--- RECORDS SUPPLIED Enclosed Below ---
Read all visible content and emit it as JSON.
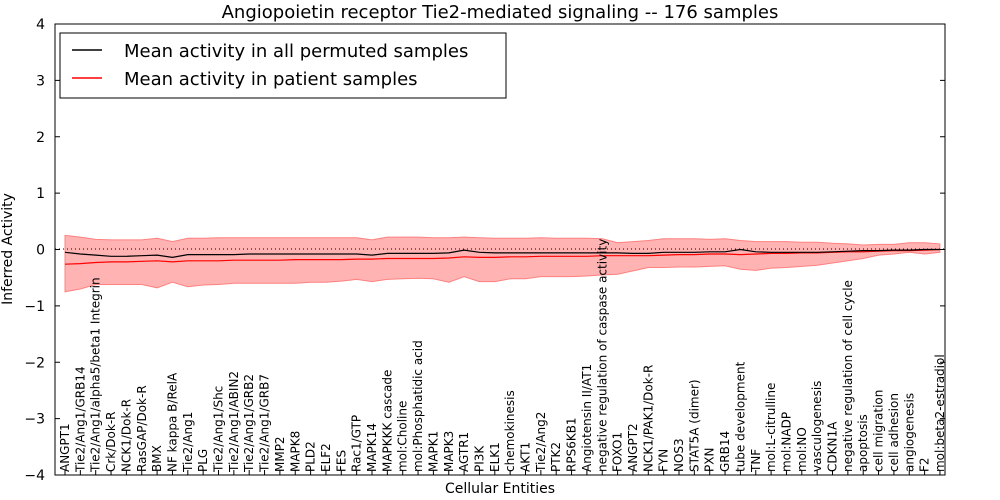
{
  "chart_data": {
    "type": "line",
    "title": "Angiopoietin receptor Tie2-mediated signaling -- 176 samples",
    "xlabel": "Cellular Entities",
    "ylabel": "Inferred Activity",
    "ylim": [
      -4,
      4
    ],
    "yticks": [
      -4,
      -3,
      -2,
      -1,
      0,
      1,
      2,
      3,
      4
    ],
    "ytick_labels": [
      "−4",
      "−3",
      "−2",
      "−1",
      "0",
      "1",
      "2",
      "3",
      "4"
    ],
    "zero_line": true,
    "legend": {
      "position": "top-left",
      "entries": [
        {
          "label": "Mean activity in all permuted samples",
          "color": "#000000"
        },
        {
          "label": "Mean activity in patient samples",
          "color": "#ff0000"
        }
      ]
    },
    "categories": [
      "ANGPT1",
      "Tie2/Ang1/GRB14",
      "Tie2/Ang1/alpha5/beta1 Integrin",
      "Crk/Dok-R",
      "NCK1/Dok-R",
      "RasGAP/Dok-R",
      "BMX",
      "NF kappa B/RelA",
      "Tie2/Ang1",
      "PLG",
      "Tie2/Ang1/Shc",
      "Tie2/Ang1/ABIN2",
      "Tie2/Ang1/GRB2",
      "Tie2/Ang1/GRB7",
      "MMP2",
      "MAPK8",
      "PLD2",
      "ELF2",
      "FES",
      "Rac1/GTP",
      "MAPK14",
      "MAPKKK cascade",
      "mol:Choline",
      "mol:Phosphatidic acid",
      "MAPK1",
      "MAPK3",
      "AGTR1",
      "PI3K",
      "ELK1",
      "chemokinesis",
      "AKT1",
      "Tie2/Ang2",
      "PTK2",
      "RPS6KB1",
      "Angiotensin II/AT1",
      "negative regulation of caspase activity",
      "FOXO1",
      "ANGPT2",
      "NCK1/PAK1/Dok-R",
      "FYN",
      "NOS3",
      "STAT5A (dimer)",
      "PXN",
      "GRB14",
      "tube development",
      "TNF",
      "mol:L-citrulline",
      "mol:NADP",
      "mol:NO",
      "vasculogenesis",
      "CDKN1A",
      "negative regulation of cell cycle",
      "apoptosis",
      "cell migration",
      "cell adhesion",
      "angiogenesis",
      "F2",
      "mol:beta2-estradiol"
    ],
    "series": [
      {
        "name": "Mean activity in all permuted samples",
        "color": "#000000",
        "values": [
          -0.05,
          -0.08,
          -0.1,
          -0.12,
          -0.12,
          -0.11,
          -0.1,
          -0.14,
          -0.09,
          -0.09,
          -0.09,
          -0.09,
          -0.08,
          -0.08,
          -0.08,
          -0.08,
          -0.08,
          -0.08,
          -0.08,
          -0.08,
          -0.1,
          -0.07,
          -0.07,
          -0.07,
          -0.07,
          -0.06,
          -0.01,
          -0.05,
          -0.06,
          -0.06,
          -0.06,
          -0.06,
          -0.06,
          -0.06,
          -0.06,
          -0.06,
          -0.06,
          -0.07,
          -0.07,
          -0.05,
          -0.05,
          -0.05,
          -0.04,
          -0.04,
          0.0,
          -0.04,
          -0.05,
          -0.05,
          -0.05,
          -0.05,
          -0.04,
          -0.03,
          -0.02,
          -0.02,
          -0.01,
          -0.01,
          0.0,
          0.0
        ]
      },
      {
        "name": "Mean activity in patient samples",
        "color": "#ff0000",
        "values": [
          -0.26,
          -0.25,
          -0.23,
          -0.22,
          -0.22,
          -0.21,
          -0.2,
          -0.22,
          -0.2,
          -0.2,
          -0.2,
          -0.19,
          -0.19,
          -0.19,
          -0.19,
          -0.18,
          -0.18,
          -0.18,
          -0.18,
          -0.17,
          -0.17,
          -0.16,
          -0.16,
          -0.16,
          -0.16,
          -0.15,
          -0.13,
          -0.14,
          -0.14,
          -0.13,
          -0.13,
          -0.12,
          -0.12,
          -0.12,
          -0.12,
          -0.11,
          -0.11,
          -0.11,
          -0.11,
          -0.1,
          -0.09,
          -0.09,
          -0.08,
          -0.08,
          -0.09,
          -0.08,
          -0.07,
          -0.07,
          -0.06,
          -0.06,
          -0.05,
          -0.04,
          -0.04,
          -0.03,
          -0.02,
          -0.02,
          -0.01,
          0.0
        ]
      }
    ],
    "band": {
      "name": "patient samples spread",
      "color": "#ff8080",
      "upper": [
        0.25,
        0.22,
        0.18,
        0.17,
        0.17,
        0.17,
        0.2,
        0.14,
        0.2,
        0.2,
        0.21,
        0.21,
        0.21,
        0.21,
        0.21,
        0.21,
        0.21,
        0.21,
        0.21,
        0.21,
        0.17,
        0.22,
        0.22,
        0.22,
        0.21,
        0.21,
        0.22,
        0.21,
        0.2,
        0.2,
        0.2,
        0.21,
        0.2,
        0.2,
        0.2,
        0.19,
        0.12,
        0.14,
        0.16,
        0.19,
        0.19,
        0.19,
        0.18,
        0.19,
        0.16,
        0.14,
        0.14,
        0.14,
        0.13,
        0.13,
        0.11,
        0.1,
        0.08,
        0.09,
        0.09,
        0.12,
        0.12,
        0.1
      ],
      "lower": [
        -0.75,
        -0.7,
        -0.62,
        -0.62,
        -0.62,
        -0.62,
        -0.68,
        -0.58,
        -0.66,
        -0.63,
        -0.62,
        -0.6,
        -0.6,
        -0.6,
        -0.6,
        -0.6,
        -0.58,
        -0.58,
        -0.56,
        -0.53,
        -0.57,
        -0.53,
        -0.52,
        -0.51,
        -0.52,
        -0.58,
        -0.48,
        -0.57,
        -0.57,
        -0.52,
        -0.52,
        -0.48,
        -0.48,
        -0.48,
        -0.47,
        -0.45,
        -0.44,
        -0.38,
        -0.32,
        -0.32,
        -0.31,
        -0.31,
        -0.3,
        -0.29,
        -0.35,
        -0.37,
        -0.33,
        -0.32,
        -0.3,
        -0.28,
        -0.24,
        -0.2,
        -0.16,
        -0.1,
        -0.08,
        -0.05,
        -0.08,
        -0.05
      ]
    }
  }
}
--- End of Enclosed RECORDS SUPPLIED ---
Each entry above is to be restated exactly, without its images.

Read all visible content and emit it as JSON.
{
  "chart_data": {
    "type": "line",
    "title": "Angiopoietin receptor Tie2-mediated signaling -- 176 samples",
    "xlabel": "Cellular Entities",
    "ylabel": "Inferred Activity",
    "ylim": [
      -4,
      4
    ],
    "yticks": [
      -4,
      -3,
      -2,
      -1,
      0,
      1,
      2,
      3,
      4
    ],
    "ytick_labels": [
      "−4",
      "−3",
      "−2",
      "−1",
      "0",
      "1",
      "2",
      "3",
      "4"
    ],
    "zero_line": true,
    "legend": {
      "position": "top-left",
      "entries": [
        {
          "label": "Mean activity in all permuted samples",
          "color": "#000000"
        },
        {
          "label": "Mean activity in patient samples",
          "color": "#ff0000"
        }
      ]
    },
    "categories": [
      "ANGPT1",
      "Tie2/Ang1/GRB14",
      "Tie2/Ang1/alpha5/beta1 Integrin",
      "Crk/Dok-R",
      "NCK1/Dok-R",
      "RasGAP/Dok-R",
      "BMX",
      "NF kappa B/RelA",
      "Tie2/Ang1",
      "PLG",
      "Tie2/Ang1/Shc",
      "Tie2/Ang1/ABIN2",
      "Tie2/Ang1/GRB2",
      "Tie2/Ang1/GRB7",
      "MMP2",
      "MAPK8",
      "PLD2",
      "ELF2",
      "FES",
      "Rac1/GTP",
      "MAPK14",
      "MAPKKK cascade",
      "mol:Choline",
      "mol:Phosphatidic acid",
      "MAPK1",
      "MAPK3",
      "AGTR1",
      "PI3K",
      "ELK1",
      "chemokinesis",
      "AKT1",
      "Tie2/Ang2",
      "PTK2",
      "RPS6KB1",
      "Angiotensin II/AT1",
      "negative regulation of caspase activity",
      "FOXO1",
      "ANGPT2",
      "NCK1/PAK1/Dok-R",
      "FYN",
      "NOS3",
      "STAT5A (dimer)",
      "PXN",
      "GRB14",
      "tube development",
      "TNF",
      "mol:L-citrulline",
      "mol:NADP",
      "mol:NO",
      "vasculogenesis",
      "CDKN1A",
      "negative regulation of cell cycle",
      "apoptosis",
      "cell migration",
      "cell adhesion",
      "angiogenesis",
      "F2",
      "mol:beta2-estradiol"
    ],
    "series": [
      {
        "name": "Mean activity in all permuted samples",
        "color": "#000000",
        "values": [
          -0.05,
          -0.08,
          -0.1,
          -0.12,
          -0.12,
          -0.11,
          -0.1,
          -0.14,
          -0.09,
          -0.09,
          -0.09,
          -0.09,
          -0.08,
          -0.08,
          -0.08,
          -0.08,
          -0.08,
          -0.08,
          -0.08,
          -0.08,
          -0.1,
          -0.07,
          -0.07,
          -0.07,
          -0.07,
          -0.06,
          -0.01,
          -0.05,
          -0.06,
          -0.06,
          -0.06,
          -0.06,
          -0.06,
          -0.06,
          -0.06,
          -0.06,
          -0.06,
          -0.07,
          -0.07,
          -0.05,
          -0.05,
          -0.05,
          -0.04,
          -0.04,
          0.0,
          -0.04,
          -0.05,
          -0.05,
          -0.05,
          -0.05,
          -0.04,
          -0.03,
          -0.02,
          -0.02,
          -0.01,
          -0.01,
          0.0,
          0.0
        ]
      },
      {
        "name": "Mean activity in patient samples",
        "color": "#ff0000",
        "values": [
          -0.26,
          -0.25,
          -0.23,
          -0.22,
          -0.22,
          -0.21,
          -0.2,
          -0.22,
          -0.2,
          -0.2,
          -0.2,
          -0.19,
          -0.19,
          -0.19,
          -0.19,
          -0.18,
          -0.18,
          -0.18,
          -0.18,
          -0.17,
          -0.17,
          -0.16,
          -0.16,
          -0.16,
          -0.16,
          -0.15,
          -0.13,
          -0.14,
          -0.14,
          -0.13,
          -0.13,
          -0.12,
          -0.12,
          -0.12,
          -0.12,
          -0.11,
          -0.11,
          -0.11,
          -0.11,
          -0.1,
          -0.09,
          -0.09,
          -0.08,
          -0.08,
          -0.09,
          -0.08,
          -0.07,
          -0.07,
          -0.06,
          -0.06,
          -0.05,
          -0.04,
          -0.04,
          -0.03,
          -0.02,
          -0.02,
          -0.01,
          0.0
        ]
      }
    ],
    "band": {
      "name": "patient samples spread",
      "color": "#ff8080",
      "upper": [
        0.25,
        0.22,
        0.18,
        0.17,
        0.17,
        0.17,
        0.2,
        0.14,
        0.2,
        0.2,
        0.21,
        0.21,
        0.21,
        0.21,
        0.21,
        0.21,
        0.21,
        0.21,
        0.21,
        0.21,
        0.17,
        0.22,
        0.22,
        0.22,
        0.21,
        0.21,
        0.22,
        0.21,
        0.2,
        0.2,
        0.2,
        0.21,
        0.2,
        0.2,
        0.2,
        0.19,
        0.12,
        0.14,
        0.16,
        0.19,
        0.19,
        0.19,
        0.18,
        0.19,
        0.16,
        0.14,
        0.14,
        0.14,
        0.13,
        0.13,
        0.11,
        0.1,
        0.08,
        0.09,
        0.09,
        0.12,
        0.12,
        0.1
      ],
      "lower": [
        -0.75,
        -0.7,
        -0.62,
        -0.62,
        -0.62,
        -0.62,
        -0.68,
        -0.58,
        -0.66,
        -0.63,
        -0.62,
        -0.6,
        -0.6,
        -0.6,
        -0.6,
        -0.6,
        -0.58,
        -0.58,
        -0.56,
        -0.53,
        -0.57,
        -0.53,
        -0.52,
        -0.51,
        -0.52,
        -0.58,
        -0.48,
        -0.57,
        -0.57,
        -0.52,
        -0.52,
        -0.48,
        -0.48,
        -0.48,
        -0.47,
        -0.45,
        -0.44,
        -0.38,
        -0.32,
        -0.32,
        -0.31,
        -0.31,
        -0.3,
        -0.29,
        -0.35,
        -0.37,
        -0.33,
        -0.32,
        -0.3,
        -0.28,
        -0.24,
        -0.2,
        -0.16,
        -0.1,
        -0.08,
        -0.05,
        -0.08,
        -0.05
      ]
    }
  }
}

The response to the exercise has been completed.